### Supplied records
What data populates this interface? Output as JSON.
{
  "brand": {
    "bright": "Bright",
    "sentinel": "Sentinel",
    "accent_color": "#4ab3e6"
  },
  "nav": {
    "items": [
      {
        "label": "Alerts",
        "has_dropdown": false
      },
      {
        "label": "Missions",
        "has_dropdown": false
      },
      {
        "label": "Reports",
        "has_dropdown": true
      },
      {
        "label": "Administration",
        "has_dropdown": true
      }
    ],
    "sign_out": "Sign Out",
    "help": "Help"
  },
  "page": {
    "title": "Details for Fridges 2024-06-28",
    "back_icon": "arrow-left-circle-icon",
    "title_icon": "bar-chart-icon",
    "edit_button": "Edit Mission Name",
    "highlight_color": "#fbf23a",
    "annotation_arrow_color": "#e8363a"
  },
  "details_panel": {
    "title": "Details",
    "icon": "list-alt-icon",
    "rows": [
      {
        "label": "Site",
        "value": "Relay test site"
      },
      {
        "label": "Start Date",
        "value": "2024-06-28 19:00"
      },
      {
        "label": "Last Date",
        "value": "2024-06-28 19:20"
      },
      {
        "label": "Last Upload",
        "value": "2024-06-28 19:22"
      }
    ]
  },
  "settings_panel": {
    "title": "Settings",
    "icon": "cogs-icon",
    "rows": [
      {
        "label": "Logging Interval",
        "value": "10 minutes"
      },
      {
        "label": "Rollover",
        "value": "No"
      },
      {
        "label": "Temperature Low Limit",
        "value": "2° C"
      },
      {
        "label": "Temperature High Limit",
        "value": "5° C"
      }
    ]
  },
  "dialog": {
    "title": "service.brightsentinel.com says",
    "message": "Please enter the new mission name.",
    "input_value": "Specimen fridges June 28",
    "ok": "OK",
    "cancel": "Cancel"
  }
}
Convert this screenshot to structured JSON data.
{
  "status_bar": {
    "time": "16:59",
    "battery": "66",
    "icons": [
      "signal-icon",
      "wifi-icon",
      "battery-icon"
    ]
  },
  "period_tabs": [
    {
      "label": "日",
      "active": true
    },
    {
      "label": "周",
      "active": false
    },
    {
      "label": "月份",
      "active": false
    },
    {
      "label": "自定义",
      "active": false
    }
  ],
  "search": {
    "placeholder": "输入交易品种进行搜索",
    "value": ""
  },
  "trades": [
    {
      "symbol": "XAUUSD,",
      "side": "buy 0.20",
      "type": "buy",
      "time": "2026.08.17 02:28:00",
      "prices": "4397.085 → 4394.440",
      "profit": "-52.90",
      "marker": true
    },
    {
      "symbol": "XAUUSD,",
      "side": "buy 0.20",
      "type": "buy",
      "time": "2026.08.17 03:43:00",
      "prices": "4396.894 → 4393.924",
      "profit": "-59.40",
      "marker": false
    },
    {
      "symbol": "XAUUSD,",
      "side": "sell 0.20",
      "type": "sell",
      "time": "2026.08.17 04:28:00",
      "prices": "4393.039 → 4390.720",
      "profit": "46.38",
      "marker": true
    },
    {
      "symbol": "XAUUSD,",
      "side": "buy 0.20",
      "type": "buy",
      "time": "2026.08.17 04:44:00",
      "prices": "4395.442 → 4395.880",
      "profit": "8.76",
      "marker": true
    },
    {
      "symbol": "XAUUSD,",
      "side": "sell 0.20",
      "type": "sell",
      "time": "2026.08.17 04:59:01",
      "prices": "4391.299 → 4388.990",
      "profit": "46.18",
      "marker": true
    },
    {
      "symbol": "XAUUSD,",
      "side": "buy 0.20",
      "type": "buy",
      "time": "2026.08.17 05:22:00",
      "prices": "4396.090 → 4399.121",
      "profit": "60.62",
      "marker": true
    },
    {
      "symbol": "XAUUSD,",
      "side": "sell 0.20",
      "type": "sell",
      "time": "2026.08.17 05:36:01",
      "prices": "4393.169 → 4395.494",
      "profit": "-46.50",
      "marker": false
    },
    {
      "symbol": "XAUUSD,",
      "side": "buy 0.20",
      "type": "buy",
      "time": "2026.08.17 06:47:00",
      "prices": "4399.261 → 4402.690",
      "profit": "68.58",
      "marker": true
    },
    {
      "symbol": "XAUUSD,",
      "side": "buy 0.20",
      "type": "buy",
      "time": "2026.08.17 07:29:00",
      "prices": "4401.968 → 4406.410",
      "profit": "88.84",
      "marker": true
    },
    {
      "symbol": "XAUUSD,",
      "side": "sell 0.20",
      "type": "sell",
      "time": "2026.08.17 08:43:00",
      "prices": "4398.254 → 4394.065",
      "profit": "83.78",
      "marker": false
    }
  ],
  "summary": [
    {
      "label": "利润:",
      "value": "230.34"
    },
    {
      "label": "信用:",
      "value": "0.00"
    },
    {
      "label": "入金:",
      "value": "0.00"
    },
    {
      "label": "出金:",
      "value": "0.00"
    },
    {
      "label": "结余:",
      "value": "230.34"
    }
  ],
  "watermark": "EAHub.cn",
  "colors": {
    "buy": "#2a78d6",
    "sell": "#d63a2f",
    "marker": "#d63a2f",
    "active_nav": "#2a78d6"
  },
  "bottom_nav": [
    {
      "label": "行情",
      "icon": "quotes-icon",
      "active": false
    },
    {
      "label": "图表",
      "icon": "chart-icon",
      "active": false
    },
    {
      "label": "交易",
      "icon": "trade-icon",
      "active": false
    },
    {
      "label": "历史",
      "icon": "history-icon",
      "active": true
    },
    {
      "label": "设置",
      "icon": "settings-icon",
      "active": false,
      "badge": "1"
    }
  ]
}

### Exercise directions
Every entry in the listing must be retyped exactly.

### Task answer
What data populates this interface? Output as JSON.
{
  "brand": {
    "bright": "Bright",
    "sentinel": "Sentinel",
    "accent_color": "#4ab3e6"
  },
  "nav": {
    "items": [
      {
        "label": "Alerts",
        "has_dropdown": false
      },
      {
        "label": "Missions",
        "has_dropdown": false
      },
      {
        "label": "Reports",
        "has_dropdown": true
      },
      {
        "label": "Administration",
        "has_dropdown": true
      }
    ],
    "sign_out": "Sign Out",
    "help": "Help"
  },
  "page": {
    "title": "Details for Fridges 2024-06-28",
    "back_icon": "arrow-left-circle-icon",
    "title_icon": "bar-chart-icon",
    "edit_button": "Edit Mission Name",
    "highlight_color": "#fbf23a",
    "annotation_arrow_color": "#e8363a"
  },
  "details_panel": {
    "title": "Details",
    "icon": "list-alt-icon",
    "rows": [
      {
        "label": "Site",
        "value": "Relay test site"
      },
      {
        "label": "Start Date",
        "value": "2024-06-28 19:00"
      },
      {
        "label": "Last Date",
        "value": "2024-06-28 19:20"
      },
      {
        "label": "Last Upload",
        "value": "2024-06-28 19:22"
      }
    ]
  },
  "settings_panel": {
    "title": "Settings",
    "icon": "cogs-icon",
    "rows": [
      {
        "label": "Logging Interval",
        "value": "10 minutes"
      },
      {
        "label": "Rollover",
        "value": "No"
      },
      {
        "label": "Temperature Low Limit",
        "value": "2° C"
      },
      {
        "label": "Temperature High Limit",
        "value": "5° C"
      }
    ]
  },
  "dialog": {
    "title": "service.brightsentinel.com says",
    "message": "Please enter the new mission name.",
    "input_value": "Specimen fridges June 28",
    "ok": "OK",
    "cancel": "Cancel"
  }
}
Convert this screenshot to structured JSON data.
{
  "status_bar": {
    "time": "16:59",
    "battery": "66",
    "icons": [
      "signal-icon",
      "wifi-icon",
      "battery-icon"
    ]
  },
  "period_tabs": [
    {
      "label": "日",
      "active": true
    },
    {
      "label": "周",
      "active": false
    },
    {
      "label": "月份",
      "active": false
    },
    {
      "label": "自定义",
      "active": false
    }
  ],
  "search": {
    "placeholder": "输入交易品种进行搜索",
    "value": ""
  },
  "trades": [
    {
      "symbol": "XAUUSD,",
      "side": "buy 0.20",
      "type": "buy",
      "time": "2026.08.17 02:28:00",
      "prices": "4397.085 → 4394.440",
      "profit": "-52.90",
      "marker": true
    },
    {
      "symbol": "XAUUSD,",
      "side": "buy 0.20",
      "type": "buy",
      "time": "2026.08.17 03:43:00",
      "prices": "4396.894 → 4393.924",
      "profit": "-59.40",
      "marker": false
    },
    {
      "symbol": "XAUUSD,",
      "side": "sell 0.20",
      "type": "sell",
      "time": "2026.08.17 04:28:00",
      "prices": "4393.039 → 4390.720",
      "profit": "46.38",
      "marker": true
    },
    {
      "symbol": "XAUUSD,",
      "side": "buy 0.20",
      "type": "buy",
      "time": "2026.08.17 04:44:00",
      "prices": "4395.442 → 4395.880",
      "profit": "8.76",
      "marker": true
    },
    {
      "symbol": "XAUUSD,",
      "side": "sell 0.20",
      "type": "sell",
      "time": "2026.08.17 04:59:01",
      "prices": "4391.299 → 4388.990",
      "profit": "46.18",
      "marker": true
    },
    {
      "symbol": "XAUUSD,",
      "side": "buy 0.20",
      "type": "buy",
      "time": "2026.08.17 05:22:00",
      "prices": "4396.090 → 4399.121",
      "profit": "60.62",
      "marker": true
    },
    {
      "symbol": "XAUUSD,",
      "side": "sell 0.20",
      "type": "sell",
      "time": "2026.08.17 05:36:01",
      "prices": "4393.169 → 4395.494",
      "profit": "-46.50",
      "marker": false
    },
    {
      "symbol": "XAUUSD,",
      "side": "buy 0.20",
      "type": "buy",
      "time": "2026.08.17 06:47:00",
      "prices": "4399.261 → 4402.690",
      "profit": "68.58",
      "marker": true
    },
    {
      "symbol": "XAUUSD,",
      "side": "buy 0.20",
      "type": "buy",
      "time": "2026.08.17 07:29:00",
      "prices": "4401.968 → 4406.410",
      "profit": "88.84",
      "marker": true
    },
    {
      "symbol": "XAUUSD,",
      "side": "sell 0.20",
      "type": "sell",
      "time": "2026.08.17 08:43:00",
      "prices": "4398.254 → 4394.065",
      "profit": "83.78",
      "marker": false
    }
  ],
  "summary": [
    {
      "label": "利润:",
      "value": "230.34"
    },
    {
      "label": "信用:",
      "value": "0.00"
    },
    {
      "label": "入金:",
      "value": "0.00"
    },
    {
      "label": "出金:",
      "value": "0.00"
    },
    {
      "label": "结余:",
      "value": "230.34"
    }
  ],
  "watermark": "EAHub.cn",
  "colors": {
    "buy": "#2a78d6",
    "sell": "#d63a2f",
    "marker": "#d63a2f",
    "active_nav": "#2a78d6"
  },
  "bottom_nav": [
    {
      "label": "行情",
      "icon": "quotes-icon",
      "active": false
    },
    {
      "label": "图表",
      "icon": "chart-icon",
      "active": false
    },
    {
      "label": "交易",
      "icon": "trade-icon",
      "active": false
    },
    {
      "label": "历史",
      "icon": "history-icon",
      "active": true
    },
    {
      "label": "设置",
      "icon": "settings-icon",
      "active": false,
      "badge": "1"
    }
  ]
}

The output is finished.